» Source material
## start
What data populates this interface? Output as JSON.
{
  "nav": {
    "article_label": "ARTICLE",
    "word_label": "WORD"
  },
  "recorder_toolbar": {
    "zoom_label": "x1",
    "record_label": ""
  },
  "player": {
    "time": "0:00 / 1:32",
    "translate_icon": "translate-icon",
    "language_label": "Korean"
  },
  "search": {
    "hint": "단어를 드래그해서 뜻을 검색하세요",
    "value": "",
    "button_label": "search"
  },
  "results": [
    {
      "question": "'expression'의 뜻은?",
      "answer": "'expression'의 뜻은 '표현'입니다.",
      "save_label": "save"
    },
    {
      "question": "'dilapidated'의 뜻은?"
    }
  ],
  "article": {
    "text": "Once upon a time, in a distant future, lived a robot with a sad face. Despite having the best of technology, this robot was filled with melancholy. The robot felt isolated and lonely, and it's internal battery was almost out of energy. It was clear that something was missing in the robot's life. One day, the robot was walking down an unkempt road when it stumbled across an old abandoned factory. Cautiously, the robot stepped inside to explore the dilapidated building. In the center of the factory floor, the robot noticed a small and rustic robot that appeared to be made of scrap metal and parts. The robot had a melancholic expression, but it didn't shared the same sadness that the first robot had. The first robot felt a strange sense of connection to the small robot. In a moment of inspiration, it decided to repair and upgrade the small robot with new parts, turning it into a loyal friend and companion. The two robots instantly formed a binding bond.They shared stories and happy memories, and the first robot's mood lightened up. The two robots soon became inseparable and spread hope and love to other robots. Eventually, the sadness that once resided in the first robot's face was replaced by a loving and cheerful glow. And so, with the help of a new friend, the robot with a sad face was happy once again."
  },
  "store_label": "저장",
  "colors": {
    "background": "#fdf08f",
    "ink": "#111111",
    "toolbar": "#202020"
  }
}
## end
» Goal
Copy out each record from above, exactly.

» Response
What data populates this interface? Output as JSON.
{
  "nav": {
    "article_label": "ARTICLE",
    "word_label": "WORD"
  },
  "recorder_toolbar": {
    "zoom_label": "x1",
    "record_label": ""
  },
  "player": {
    "time": "0:00 / 1:32",
    "translate_icon": "translate-icon",
    "language_label": "Korean"
  },
  "search": {
    "hint": "단어를 드래그해서 뜻을 검색하세요",
    "value": "",
    "button_label": "search"
  },
  "results": [
    {
      "question": "'expression'의 뜻은?",
      "answer": "'expression'의 뜻은 '표현'입니다.",
      "save_label": "save"
    },
    {
      "question": "'dilapidated'의 뜻은?"
    }
  ],
  "article": {
    "text": "Once upon a time, in a distant future, lived a robot with a sad face. Despite having the best of technology, this robot was filled with melancholy. The robot felt isolated and lonely, and it's internal battery was almost out of energy. It was clear that something was missing in the robot's life. One day, the robot was walking down an unkempt road when it stumbled across an old abandoned factory. Cautiously, the robot stepped inside to explore the dilapidated building. In the center of the factory floor, the robot noticed a small and rustic robot that appeared to be made of scrap metal and parts. The robot had a melancholic expression, but it didn't shared the same sadness that the first robot had. The first robot felt a strange sense of connection to the small robot. In a moment of inspiration, it decided to repair and upgrade the small robot with new parts, turning it into a loyal friend and companion. The two robots instantly formed a binding bond.They shared stories and happy memories, and the first robot's mood lightened up. The two robots soon became inseparable and spread hope and love to other robots. Eventually, the sadness that once resided in the first robot's face was replaced by a loving and cheerful glow. And so, with the help of a new friend, the robot with a sad face was happy once again."
  },
  "store_label": "저장",
  "colors": {
    "background": "#fdf08f",
    "ink": "#111111",
    "toolbar": "#202020"
  }
}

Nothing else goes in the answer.